WORK TO BE COMPLETED
Scan the data. Collect each line that contains the word "content".

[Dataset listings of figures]
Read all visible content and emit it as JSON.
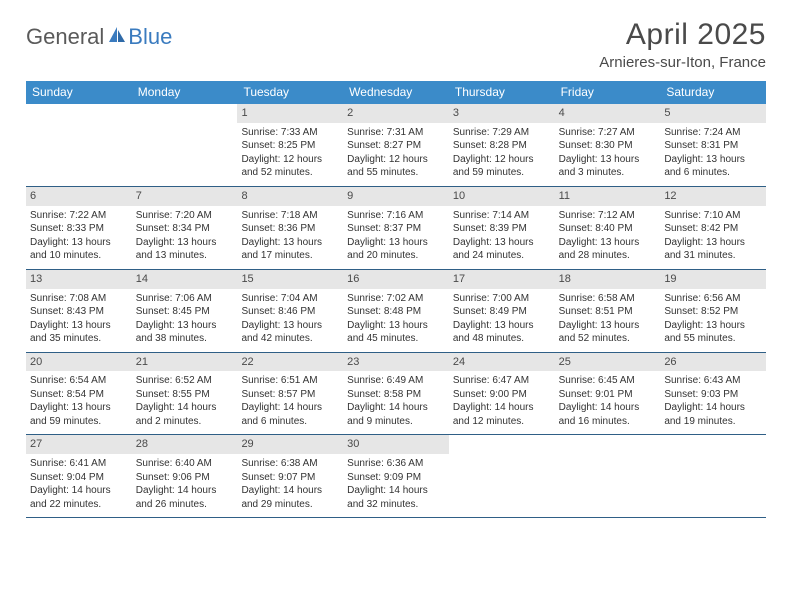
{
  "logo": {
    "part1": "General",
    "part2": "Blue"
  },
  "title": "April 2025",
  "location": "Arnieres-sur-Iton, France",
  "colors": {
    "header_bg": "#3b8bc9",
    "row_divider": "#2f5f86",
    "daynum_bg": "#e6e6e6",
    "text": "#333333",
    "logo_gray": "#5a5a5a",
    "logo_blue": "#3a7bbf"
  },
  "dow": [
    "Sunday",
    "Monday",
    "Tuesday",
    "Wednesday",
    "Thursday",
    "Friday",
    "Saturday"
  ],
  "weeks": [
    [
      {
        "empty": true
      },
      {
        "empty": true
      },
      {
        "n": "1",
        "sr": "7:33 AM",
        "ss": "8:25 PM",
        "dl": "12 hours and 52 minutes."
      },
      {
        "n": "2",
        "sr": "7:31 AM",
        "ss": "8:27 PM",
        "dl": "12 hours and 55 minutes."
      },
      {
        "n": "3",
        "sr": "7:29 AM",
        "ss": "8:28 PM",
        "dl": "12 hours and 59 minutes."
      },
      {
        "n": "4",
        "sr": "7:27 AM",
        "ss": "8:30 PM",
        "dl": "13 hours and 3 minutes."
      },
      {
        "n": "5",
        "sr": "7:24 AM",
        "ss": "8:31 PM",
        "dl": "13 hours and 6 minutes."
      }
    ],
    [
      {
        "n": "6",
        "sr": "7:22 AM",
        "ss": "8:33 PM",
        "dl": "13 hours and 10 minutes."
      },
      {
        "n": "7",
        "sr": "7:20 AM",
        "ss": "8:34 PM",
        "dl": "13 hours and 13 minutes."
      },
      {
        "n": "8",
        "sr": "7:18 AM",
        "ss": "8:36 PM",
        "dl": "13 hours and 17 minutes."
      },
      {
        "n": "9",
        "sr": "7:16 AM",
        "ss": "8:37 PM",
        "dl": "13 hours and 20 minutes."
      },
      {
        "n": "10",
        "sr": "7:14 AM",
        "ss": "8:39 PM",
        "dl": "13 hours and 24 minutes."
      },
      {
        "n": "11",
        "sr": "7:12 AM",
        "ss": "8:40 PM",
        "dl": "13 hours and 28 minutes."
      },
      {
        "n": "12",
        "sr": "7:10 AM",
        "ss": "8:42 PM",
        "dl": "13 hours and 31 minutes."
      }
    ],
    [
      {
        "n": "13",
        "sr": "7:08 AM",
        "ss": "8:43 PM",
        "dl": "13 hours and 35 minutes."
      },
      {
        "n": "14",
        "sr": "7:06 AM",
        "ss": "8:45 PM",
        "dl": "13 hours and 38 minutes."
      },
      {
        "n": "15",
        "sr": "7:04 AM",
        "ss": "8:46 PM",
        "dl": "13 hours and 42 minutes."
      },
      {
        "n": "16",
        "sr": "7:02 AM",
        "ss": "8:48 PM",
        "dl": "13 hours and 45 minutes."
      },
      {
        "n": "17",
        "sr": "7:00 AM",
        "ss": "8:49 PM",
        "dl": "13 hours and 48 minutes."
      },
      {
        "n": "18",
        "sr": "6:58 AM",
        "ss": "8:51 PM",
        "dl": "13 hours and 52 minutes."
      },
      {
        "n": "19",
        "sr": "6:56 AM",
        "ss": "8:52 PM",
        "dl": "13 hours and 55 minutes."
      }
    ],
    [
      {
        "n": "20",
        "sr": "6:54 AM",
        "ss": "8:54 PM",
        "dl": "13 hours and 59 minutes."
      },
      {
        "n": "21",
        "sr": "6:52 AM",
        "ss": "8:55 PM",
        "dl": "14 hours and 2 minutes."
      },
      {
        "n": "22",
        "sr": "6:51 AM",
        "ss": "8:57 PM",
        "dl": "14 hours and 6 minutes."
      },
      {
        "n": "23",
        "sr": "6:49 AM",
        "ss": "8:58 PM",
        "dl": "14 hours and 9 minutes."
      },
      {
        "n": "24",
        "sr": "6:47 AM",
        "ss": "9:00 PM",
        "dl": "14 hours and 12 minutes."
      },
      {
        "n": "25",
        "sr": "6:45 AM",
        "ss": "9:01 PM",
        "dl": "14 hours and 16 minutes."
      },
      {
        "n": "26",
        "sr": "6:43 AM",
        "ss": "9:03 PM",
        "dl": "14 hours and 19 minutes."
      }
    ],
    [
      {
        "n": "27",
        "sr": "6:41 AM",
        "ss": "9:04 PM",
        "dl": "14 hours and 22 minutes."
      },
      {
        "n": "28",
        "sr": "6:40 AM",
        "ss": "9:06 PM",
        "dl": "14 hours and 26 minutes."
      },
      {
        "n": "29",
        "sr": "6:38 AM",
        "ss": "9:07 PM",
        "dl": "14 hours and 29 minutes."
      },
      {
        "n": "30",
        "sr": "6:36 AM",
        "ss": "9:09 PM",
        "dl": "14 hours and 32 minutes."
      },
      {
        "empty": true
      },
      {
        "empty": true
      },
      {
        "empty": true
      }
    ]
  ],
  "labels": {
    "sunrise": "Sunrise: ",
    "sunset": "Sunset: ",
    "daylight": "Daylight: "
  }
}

--

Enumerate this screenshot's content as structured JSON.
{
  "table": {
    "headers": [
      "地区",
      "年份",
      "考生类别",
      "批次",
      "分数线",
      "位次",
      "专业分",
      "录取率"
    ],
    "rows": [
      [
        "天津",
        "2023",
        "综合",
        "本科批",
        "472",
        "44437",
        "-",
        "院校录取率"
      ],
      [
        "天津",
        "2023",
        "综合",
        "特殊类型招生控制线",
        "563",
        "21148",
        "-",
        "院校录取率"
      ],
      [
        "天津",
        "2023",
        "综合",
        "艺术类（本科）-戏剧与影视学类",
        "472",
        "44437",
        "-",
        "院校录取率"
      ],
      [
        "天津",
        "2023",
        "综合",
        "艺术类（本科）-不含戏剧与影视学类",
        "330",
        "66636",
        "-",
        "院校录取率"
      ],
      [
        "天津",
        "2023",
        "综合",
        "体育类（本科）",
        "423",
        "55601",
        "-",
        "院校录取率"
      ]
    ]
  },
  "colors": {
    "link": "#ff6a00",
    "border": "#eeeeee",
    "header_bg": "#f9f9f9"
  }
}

FINAL RESULT
Read all visible content and emit it as JSON.
Enumerate this screenshot's content as structured JSON.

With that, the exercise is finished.